SUPPLIED ENTRIES |
---*---
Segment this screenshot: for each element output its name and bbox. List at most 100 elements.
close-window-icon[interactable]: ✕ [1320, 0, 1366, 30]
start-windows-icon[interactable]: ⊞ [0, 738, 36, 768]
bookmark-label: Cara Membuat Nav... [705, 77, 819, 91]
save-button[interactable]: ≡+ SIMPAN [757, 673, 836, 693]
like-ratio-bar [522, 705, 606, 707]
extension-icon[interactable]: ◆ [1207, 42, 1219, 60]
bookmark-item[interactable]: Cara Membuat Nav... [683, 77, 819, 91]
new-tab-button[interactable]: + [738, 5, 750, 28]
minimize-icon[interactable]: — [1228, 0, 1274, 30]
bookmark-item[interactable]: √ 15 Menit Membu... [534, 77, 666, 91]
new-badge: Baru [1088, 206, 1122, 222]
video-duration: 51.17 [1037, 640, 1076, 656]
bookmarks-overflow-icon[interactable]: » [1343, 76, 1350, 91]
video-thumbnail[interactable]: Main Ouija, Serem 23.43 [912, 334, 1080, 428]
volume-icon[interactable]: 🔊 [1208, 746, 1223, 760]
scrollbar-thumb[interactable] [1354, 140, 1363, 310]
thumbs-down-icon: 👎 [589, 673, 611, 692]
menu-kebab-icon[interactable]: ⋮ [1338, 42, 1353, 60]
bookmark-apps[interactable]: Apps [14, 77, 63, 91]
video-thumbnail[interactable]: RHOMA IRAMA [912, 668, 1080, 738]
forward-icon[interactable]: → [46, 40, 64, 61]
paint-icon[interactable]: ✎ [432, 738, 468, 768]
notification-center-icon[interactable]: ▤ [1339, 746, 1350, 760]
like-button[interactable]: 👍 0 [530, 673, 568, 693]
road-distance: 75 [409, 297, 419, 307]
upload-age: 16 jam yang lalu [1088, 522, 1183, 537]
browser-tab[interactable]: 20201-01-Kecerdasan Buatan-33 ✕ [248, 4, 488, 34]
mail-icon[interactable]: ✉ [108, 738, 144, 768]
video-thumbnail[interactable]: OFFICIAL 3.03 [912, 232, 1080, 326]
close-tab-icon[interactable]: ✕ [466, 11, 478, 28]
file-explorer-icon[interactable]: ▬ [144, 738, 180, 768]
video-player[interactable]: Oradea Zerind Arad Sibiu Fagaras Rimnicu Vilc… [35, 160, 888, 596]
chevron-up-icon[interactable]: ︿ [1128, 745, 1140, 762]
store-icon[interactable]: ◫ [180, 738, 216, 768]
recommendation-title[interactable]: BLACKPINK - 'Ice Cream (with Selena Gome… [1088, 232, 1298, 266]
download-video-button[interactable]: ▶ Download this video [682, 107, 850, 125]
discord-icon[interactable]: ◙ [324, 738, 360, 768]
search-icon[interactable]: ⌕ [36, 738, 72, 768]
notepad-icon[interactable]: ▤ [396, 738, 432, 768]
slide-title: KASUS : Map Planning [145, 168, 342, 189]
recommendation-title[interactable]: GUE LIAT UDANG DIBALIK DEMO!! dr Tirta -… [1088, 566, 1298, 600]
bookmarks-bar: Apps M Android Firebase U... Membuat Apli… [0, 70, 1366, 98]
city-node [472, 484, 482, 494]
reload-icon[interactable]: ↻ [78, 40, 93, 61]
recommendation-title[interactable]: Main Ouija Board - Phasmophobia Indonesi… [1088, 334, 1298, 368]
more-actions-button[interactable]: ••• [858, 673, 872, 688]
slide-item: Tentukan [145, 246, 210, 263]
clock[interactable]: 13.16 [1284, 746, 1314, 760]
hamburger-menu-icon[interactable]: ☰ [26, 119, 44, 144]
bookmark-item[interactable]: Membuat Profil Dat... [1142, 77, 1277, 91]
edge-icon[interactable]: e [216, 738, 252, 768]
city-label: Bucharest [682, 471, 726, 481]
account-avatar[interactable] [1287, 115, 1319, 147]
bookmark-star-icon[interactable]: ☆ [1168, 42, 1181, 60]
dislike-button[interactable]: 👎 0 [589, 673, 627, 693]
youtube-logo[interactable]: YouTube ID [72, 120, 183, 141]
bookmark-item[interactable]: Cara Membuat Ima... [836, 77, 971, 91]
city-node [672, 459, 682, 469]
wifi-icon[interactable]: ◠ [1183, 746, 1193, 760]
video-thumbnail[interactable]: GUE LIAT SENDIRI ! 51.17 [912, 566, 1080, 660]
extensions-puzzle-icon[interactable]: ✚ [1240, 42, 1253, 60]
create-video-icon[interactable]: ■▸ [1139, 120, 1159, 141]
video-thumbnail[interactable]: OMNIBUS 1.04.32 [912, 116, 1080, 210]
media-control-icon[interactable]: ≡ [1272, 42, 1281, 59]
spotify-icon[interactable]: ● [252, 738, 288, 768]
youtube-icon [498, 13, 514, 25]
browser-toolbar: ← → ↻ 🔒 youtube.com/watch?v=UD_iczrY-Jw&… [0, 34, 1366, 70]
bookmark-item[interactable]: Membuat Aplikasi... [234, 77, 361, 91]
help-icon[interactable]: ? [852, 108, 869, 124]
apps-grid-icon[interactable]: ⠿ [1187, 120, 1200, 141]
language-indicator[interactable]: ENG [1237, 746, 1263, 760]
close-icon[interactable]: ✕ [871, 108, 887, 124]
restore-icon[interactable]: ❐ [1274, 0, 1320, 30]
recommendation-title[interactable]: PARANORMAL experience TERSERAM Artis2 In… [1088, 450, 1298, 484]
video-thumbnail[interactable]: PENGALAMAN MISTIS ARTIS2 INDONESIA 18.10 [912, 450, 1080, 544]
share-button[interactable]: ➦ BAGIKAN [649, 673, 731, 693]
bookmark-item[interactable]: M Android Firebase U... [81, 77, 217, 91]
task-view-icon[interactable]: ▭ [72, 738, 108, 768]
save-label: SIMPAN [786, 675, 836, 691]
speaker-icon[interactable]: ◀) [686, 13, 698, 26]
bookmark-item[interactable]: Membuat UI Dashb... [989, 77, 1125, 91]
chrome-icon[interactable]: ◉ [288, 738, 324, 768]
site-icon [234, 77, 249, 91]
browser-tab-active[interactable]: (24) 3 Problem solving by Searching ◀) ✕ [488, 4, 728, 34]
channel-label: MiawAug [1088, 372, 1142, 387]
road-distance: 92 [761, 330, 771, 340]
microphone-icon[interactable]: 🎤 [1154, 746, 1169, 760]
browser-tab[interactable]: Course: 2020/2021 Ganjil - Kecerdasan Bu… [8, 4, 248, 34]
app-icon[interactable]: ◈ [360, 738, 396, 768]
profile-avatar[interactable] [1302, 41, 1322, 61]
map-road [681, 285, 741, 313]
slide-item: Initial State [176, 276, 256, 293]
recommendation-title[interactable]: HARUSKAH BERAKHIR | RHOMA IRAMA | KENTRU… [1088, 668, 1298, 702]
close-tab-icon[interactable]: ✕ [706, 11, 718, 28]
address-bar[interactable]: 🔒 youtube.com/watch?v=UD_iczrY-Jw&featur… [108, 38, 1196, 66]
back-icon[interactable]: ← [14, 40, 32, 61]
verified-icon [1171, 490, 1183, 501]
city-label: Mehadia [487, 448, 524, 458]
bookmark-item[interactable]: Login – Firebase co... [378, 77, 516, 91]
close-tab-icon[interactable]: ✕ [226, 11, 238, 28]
---*---
Rewrite the entries above, from the first one through the line with "new-tab-button[interactable]: + [738, 5, 750, 28]", substituting "SAVE" for "SIMPAN" and leaving everything else unchanged.

Segment this screenshot: for each element output its name and bbox. List at most 100 elements.
close-window-icon[interactable]: ✕ [1320, 0, 1366, 30]
start-windows-icon[interactable]: ⊞ [0, 738, 36, 768]
bookmark-label: Cara Membuat Nav... [705, 77, 819, 91]
save-button[interactable]: ≡+ SAVE [757, 673, 836, 693]
like-ratio-bar [522, 705, 606, 707]
extension-icon[interactable]: ◆ [1207, 42, 1219, 60]
bookmark-item[interactable]: Cara Membuat Nav... [683, 77, 819, 91]
new-tab-button[interactable]: + [738, 5, 750, 28]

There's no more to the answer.